• **Work to be completed**
Copy out the records verbatim, starting at the first line and ending at the line containing "390, 383, 404]", with both ends included.
BEGIN Raw records
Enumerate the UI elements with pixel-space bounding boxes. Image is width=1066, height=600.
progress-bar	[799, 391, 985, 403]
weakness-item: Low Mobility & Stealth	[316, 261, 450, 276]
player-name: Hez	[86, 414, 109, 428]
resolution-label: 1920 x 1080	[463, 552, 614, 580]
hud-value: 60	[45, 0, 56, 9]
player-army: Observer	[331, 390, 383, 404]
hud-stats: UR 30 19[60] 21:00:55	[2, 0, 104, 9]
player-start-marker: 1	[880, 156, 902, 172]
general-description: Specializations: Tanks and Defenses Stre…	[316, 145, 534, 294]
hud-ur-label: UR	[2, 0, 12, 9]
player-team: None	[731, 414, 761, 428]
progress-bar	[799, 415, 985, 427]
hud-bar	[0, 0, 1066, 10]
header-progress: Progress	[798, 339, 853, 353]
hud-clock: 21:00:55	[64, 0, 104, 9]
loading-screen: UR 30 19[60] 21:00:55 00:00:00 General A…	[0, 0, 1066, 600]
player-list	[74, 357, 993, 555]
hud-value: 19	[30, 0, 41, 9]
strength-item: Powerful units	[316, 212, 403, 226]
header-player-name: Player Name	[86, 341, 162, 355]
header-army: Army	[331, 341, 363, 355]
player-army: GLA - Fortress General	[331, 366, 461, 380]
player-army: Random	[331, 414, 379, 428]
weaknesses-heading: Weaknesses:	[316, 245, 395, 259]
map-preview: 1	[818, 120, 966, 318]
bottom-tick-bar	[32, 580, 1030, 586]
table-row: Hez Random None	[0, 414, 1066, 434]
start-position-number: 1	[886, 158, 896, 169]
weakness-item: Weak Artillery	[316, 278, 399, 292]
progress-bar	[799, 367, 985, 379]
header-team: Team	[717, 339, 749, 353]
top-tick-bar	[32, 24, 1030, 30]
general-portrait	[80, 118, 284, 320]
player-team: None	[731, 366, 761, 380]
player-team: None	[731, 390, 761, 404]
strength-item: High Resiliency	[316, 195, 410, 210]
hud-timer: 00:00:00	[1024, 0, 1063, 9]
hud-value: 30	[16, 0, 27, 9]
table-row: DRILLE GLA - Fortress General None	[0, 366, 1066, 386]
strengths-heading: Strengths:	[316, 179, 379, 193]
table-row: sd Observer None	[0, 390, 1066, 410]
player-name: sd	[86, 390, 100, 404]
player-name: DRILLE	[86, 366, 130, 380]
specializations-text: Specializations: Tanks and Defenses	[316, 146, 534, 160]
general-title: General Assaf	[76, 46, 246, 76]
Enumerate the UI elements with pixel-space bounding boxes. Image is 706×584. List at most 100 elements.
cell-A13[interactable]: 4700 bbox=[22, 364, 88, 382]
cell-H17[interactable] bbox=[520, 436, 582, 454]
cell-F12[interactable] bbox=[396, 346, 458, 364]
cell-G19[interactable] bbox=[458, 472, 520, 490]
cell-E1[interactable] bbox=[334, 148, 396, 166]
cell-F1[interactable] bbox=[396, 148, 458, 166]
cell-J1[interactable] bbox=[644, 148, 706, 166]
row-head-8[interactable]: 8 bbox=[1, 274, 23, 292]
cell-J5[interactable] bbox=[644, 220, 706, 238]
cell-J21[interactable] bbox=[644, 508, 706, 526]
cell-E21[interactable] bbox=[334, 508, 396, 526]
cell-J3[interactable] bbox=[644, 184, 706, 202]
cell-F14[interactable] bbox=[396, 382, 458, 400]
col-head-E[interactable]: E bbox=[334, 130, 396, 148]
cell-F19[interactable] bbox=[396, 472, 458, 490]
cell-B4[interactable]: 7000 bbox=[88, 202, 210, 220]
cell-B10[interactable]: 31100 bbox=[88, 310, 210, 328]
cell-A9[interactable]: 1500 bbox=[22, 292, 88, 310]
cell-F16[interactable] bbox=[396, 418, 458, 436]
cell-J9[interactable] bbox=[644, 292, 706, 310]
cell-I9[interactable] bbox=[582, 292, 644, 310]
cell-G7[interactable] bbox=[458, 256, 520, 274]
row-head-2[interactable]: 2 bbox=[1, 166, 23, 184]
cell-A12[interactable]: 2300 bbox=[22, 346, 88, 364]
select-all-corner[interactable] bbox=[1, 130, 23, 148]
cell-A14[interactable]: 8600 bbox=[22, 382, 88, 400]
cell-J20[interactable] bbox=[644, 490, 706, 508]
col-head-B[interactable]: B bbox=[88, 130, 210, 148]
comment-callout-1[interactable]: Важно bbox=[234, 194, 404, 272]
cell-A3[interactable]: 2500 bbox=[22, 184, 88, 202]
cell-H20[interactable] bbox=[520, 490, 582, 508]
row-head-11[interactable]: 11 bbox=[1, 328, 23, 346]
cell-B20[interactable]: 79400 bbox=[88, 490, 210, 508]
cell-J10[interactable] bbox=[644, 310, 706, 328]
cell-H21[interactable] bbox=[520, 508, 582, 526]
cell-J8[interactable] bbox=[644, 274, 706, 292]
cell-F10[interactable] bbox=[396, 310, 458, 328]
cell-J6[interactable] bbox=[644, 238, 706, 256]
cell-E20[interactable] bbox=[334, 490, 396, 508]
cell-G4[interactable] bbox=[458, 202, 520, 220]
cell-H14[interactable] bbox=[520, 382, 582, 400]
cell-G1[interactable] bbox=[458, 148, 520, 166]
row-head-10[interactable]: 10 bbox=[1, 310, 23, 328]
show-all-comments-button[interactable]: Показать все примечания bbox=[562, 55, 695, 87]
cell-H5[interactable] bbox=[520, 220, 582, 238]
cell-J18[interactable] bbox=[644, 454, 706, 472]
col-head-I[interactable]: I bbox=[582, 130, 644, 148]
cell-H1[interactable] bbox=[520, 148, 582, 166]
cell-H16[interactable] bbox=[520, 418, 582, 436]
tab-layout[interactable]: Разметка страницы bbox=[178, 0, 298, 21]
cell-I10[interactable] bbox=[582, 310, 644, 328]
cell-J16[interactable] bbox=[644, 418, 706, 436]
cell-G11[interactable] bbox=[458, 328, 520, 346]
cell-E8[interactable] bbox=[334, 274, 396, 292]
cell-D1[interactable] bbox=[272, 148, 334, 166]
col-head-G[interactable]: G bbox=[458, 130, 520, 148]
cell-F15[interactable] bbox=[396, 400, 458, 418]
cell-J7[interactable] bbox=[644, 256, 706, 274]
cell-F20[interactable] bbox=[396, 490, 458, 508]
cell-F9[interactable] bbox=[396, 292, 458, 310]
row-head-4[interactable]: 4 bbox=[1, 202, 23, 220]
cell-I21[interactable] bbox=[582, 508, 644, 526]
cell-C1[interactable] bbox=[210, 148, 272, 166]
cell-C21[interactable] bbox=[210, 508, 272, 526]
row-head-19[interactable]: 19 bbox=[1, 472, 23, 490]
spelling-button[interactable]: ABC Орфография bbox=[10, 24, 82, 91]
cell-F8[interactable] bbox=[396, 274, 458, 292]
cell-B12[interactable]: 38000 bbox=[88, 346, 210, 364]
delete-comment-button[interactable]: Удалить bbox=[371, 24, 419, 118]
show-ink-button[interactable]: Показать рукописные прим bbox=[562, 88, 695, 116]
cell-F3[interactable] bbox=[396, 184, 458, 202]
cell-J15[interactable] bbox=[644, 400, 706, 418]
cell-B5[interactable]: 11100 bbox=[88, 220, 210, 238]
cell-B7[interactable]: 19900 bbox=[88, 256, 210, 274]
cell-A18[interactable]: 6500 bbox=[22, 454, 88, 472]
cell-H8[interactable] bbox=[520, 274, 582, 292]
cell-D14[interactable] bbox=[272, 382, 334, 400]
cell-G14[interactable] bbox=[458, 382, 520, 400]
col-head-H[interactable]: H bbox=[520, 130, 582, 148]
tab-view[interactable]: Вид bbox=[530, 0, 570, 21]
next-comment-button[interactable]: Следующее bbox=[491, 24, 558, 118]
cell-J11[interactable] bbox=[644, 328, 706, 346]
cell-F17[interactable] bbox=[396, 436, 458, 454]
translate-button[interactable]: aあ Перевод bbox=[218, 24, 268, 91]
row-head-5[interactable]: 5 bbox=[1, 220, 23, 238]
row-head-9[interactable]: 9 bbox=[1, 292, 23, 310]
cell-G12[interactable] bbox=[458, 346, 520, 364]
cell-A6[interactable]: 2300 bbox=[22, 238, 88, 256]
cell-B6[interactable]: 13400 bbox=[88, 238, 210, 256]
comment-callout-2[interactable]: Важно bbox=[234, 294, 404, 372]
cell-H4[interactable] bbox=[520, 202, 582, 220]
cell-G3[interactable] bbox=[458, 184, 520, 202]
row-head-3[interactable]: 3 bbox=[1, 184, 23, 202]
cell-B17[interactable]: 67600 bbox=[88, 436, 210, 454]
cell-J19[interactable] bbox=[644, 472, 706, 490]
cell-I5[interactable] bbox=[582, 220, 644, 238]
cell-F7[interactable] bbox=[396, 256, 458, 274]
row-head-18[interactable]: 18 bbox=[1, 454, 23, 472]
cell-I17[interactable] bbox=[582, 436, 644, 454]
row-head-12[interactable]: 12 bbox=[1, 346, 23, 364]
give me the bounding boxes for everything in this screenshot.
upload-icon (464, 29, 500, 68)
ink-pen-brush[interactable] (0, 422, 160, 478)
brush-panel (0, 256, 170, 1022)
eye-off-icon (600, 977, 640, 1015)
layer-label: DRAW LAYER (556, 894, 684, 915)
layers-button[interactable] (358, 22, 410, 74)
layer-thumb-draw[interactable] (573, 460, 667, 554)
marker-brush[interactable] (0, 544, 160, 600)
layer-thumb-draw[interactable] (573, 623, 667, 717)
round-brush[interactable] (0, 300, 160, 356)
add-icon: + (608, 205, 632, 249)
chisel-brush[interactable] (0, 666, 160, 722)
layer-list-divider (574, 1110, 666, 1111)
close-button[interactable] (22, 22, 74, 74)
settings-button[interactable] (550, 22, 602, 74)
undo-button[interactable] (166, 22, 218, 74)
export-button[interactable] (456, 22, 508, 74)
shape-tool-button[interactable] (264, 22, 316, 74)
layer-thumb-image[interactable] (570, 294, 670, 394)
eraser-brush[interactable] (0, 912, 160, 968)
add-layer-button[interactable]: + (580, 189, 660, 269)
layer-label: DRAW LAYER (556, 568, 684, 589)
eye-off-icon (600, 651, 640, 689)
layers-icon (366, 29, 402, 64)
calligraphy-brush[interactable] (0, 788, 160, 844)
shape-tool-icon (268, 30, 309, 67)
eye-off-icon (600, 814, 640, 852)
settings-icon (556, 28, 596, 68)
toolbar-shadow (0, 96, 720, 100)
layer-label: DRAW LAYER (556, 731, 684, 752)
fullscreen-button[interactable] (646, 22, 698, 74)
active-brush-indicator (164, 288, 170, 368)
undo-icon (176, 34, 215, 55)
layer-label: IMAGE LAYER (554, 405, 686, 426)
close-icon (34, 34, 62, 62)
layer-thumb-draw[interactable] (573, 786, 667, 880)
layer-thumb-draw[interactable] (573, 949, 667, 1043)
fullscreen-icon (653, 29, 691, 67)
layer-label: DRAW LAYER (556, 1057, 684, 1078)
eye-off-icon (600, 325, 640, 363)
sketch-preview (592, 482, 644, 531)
END Raw records
• **Solution to the exercise**
Enumerate the UI elements with pixel-space bounding boxes. Image is width=1066, height=600.
progress-bar	[799, 391, 985, 403]
weakness-item: Low Mobility & Stealth	[316, 261, 450, 276]
player-name: Hez	[86, 414, 109, 428]
resolution-label: 1920 x 1080	[463, 552, 614, 580]
hud-value: 60	[45, 0, 56, 9]
player-army: Observer	[331, 390, 383, 404]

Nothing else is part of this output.